Stored items
* start *

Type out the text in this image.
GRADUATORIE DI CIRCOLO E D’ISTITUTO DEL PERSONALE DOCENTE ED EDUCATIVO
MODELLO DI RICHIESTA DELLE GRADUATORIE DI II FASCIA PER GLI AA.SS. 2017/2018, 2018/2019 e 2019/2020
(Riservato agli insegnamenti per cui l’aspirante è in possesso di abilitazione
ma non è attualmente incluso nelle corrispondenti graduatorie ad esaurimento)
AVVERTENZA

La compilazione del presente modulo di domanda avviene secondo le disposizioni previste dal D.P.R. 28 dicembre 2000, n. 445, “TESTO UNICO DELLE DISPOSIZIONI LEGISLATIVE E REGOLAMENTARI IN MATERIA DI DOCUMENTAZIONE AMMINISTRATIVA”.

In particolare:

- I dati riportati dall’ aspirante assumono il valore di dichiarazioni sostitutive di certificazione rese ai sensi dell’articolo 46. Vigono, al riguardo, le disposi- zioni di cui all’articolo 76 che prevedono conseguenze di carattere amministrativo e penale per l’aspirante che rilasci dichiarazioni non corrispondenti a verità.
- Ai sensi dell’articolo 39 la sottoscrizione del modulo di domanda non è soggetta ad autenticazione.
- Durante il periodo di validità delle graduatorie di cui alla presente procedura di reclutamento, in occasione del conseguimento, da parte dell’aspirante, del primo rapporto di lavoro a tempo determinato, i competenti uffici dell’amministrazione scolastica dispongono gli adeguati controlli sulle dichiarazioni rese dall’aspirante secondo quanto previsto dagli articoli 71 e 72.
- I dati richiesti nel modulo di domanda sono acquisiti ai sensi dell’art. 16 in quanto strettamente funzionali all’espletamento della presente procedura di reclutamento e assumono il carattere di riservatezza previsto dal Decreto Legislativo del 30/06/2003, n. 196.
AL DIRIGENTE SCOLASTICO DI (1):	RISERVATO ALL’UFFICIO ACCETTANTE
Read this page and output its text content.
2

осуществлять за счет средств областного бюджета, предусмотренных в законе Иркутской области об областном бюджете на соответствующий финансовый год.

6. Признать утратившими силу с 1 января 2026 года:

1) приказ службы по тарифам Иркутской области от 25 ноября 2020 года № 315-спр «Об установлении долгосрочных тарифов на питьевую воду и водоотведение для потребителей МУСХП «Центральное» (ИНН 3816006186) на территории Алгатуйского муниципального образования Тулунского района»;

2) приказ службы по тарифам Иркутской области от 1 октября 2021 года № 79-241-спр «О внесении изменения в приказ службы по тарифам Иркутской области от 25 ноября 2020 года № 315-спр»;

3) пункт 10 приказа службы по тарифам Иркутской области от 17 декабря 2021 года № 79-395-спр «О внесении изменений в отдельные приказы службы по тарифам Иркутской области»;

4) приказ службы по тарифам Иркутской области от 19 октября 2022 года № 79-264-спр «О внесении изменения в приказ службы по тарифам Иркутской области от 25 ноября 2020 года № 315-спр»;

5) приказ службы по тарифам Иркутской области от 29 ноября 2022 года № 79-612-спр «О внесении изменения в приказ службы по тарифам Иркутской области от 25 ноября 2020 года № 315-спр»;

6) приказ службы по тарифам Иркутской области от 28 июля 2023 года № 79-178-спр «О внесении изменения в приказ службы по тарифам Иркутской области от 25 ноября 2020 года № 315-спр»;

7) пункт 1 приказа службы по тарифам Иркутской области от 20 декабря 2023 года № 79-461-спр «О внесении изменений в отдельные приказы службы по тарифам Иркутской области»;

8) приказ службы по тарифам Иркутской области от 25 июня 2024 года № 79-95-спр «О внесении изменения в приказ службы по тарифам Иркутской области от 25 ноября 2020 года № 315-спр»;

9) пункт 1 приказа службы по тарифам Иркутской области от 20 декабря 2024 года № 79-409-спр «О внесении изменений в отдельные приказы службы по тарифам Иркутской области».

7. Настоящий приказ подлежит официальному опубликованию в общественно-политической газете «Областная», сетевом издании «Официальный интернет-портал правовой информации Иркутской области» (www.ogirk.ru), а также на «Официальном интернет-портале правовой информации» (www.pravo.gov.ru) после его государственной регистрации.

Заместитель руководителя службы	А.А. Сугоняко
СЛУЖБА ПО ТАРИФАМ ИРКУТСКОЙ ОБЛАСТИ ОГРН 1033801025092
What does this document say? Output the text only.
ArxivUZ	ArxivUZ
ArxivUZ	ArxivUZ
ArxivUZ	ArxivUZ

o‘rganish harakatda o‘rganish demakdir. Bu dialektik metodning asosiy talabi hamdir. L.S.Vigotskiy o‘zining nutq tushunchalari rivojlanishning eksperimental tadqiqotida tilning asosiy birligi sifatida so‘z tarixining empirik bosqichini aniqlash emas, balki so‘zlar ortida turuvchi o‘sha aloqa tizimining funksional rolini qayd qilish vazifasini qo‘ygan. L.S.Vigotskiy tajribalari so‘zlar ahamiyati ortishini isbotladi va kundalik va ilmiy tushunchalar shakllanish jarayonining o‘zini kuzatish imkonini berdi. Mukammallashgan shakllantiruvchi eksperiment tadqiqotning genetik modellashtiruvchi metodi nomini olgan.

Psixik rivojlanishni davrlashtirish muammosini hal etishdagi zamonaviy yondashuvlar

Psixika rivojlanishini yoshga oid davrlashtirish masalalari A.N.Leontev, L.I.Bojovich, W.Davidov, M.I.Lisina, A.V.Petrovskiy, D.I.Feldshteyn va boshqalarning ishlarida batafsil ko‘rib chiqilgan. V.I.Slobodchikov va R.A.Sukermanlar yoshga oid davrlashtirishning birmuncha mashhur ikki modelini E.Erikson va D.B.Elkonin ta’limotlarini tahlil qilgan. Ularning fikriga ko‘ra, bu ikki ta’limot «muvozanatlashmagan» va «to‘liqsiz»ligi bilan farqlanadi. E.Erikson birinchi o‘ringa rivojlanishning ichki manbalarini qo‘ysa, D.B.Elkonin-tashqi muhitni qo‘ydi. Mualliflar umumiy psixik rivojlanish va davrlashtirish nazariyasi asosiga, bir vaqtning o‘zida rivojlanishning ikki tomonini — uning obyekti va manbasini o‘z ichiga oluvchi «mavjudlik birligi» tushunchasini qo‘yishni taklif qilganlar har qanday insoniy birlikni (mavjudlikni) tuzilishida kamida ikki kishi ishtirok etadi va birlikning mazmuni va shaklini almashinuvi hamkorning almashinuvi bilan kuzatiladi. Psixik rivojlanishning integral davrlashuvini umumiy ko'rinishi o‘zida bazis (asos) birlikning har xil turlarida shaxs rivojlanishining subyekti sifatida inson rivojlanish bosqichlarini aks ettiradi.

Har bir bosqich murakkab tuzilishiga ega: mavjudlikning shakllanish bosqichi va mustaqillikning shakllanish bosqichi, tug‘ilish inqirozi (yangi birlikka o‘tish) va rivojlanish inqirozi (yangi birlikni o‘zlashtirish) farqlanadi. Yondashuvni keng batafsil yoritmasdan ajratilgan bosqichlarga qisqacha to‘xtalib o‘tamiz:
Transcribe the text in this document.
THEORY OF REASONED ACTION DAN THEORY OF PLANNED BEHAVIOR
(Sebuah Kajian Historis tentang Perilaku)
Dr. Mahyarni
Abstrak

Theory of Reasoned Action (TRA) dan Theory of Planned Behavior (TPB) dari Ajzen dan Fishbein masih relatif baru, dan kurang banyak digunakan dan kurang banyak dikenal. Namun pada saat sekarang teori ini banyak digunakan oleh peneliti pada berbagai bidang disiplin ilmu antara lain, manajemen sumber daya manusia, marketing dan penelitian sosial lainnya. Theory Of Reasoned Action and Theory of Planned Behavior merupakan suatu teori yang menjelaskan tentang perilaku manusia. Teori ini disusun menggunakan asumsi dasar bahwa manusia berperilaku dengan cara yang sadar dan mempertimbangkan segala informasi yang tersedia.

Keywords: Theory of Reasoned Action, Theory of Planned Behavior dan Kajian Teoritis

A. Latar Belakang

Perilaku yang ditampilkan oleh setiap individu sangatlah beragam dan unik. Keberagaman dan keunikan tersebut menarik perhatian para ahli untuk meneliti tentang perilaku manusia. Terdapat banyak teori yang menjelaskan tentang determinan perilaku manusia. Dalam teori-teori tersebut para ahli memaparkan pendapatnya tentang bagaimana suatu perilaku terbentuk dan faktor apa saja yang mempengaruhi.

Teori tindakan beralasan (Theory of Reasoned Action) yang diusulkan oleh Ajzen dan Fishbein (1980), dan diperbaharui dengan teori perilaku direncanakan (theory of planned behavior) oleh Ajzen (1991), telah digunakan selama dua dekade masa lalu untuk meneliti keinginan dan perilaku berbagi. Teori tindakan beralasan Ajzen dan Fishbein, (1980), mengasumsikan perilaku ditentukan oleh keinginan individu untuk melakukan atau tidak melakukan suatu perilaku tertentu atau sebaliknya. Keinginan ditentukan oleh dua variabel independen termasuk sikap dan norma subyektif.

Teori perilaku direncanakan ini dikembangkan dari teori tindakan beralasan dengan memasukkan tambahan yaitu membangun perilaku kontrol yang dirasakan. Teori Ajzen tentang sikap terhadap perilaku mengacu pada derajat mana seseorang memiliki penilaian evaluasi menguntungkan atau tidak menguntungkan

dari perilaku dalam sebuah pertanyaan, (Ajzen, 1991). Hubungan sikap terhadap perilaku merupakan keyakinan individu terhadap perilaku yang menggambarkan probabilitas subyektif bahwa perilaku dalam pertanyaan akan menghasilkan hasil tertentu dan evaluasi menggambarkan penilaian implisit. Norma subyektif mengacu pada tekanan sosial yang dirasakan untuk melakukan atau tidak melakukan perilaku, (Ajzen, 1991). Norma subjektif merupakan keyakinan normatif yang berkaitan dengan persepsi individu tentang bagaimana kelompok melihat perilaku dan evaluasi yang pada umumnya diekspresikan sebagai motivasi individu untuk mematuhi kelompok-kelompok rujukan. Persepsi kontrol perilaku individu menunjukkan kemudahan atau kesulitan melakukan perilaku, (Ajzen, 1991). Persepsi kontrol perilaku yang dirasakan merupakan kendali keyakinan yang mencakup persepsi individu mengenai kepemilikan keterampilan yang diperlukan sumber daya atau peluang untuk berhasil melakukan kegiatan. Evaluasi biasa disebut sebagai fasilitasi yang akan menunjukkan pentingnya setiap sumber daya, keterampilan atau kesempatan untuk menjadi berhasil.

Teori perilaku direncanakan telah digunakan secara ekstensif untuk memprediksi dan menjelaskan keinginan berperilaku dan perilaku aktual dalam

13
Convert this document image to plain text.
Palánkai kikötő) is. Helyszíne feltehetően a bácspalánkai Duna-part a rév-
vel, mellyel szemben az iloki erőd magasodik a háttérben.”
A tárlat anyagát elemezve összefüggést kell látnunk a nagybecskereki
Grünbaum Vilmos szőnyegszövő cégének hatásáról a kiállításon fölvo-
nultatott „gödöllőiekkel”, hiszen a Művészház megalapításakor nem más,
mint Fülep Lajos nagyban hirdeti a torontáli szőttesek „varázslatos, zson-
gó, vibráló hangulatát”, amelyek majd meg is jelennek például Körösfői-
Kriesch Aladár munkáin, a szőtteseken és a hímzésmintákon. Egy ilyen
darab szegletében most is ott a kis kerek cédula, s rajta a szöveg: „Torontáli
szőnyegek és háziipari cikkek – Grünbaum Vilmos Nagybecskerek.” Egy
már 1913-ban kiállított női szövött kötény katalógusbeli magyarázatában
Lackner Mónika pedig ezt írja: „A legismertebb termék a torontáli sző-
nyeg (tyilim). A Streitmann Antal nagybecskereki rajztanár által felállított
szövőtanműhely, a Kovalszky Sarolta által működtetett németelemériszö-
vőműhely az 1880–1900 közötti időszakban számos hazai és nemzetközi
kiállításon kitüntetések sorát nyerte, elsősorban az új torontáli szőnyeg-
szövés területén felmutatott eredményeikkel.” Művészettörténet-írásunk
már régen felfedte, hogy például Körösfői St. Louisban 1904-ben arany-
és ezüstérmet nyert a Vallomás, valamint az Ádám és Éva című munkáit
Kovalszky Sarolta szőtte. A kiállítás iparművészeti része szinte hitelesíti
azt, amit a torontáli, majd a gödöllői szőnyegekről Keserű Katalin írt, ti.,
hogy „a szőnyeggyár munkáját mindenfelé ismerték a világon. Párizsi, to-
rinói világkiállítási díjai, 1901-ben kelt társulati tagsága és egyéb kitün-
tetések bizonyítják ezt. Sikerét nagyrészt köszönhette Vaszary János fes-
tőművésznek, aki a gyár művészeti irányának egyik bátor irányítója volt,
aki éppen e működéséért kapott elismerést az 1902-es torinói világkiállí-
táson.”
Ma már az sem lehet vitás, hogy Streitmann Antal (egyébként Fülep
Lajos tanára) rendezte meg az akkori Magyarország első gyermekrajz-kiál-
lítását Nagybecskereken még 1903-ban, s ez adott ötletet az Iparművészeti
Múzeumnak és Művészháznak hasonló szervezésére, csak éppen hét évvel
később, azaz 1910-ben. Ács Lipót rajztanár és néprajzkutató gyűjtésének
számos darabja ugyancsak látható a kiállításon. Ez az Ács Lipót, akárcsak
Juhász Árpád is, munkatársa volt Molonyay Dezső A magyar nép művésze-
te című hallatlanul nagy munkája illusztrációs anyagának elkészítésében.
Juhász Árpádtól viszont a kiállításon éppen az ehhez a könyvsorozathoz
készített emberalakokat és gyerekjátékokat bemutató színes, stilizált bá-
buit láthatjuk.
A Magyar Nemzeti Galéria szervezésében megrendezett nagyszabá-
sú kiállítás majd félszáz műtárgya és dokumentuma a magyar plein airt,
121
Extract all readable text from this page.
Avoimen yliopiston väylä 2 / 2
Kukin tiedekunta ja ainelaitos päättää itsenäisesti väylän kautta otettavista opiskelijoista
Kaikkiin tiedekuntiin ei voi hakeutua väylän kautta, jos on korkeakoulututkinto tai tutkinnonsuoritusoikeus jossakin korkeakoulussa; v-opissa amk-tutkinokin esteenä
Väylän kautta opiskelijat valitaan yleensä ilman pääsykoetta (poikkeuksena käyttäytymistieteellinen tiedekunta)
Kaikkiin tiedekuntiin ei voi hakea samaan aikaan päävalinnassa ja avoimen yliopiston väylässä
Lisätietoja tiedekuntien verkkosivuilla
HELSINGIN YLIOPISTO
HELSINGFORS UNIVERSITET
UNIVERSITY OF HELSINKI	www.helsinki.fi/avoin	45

* end *

* [Stated goal]:
Go through the listing above line by line and say how many lines hold the word "dichiarazioni". Reply with that number only.

* [Solution for this problem]:
2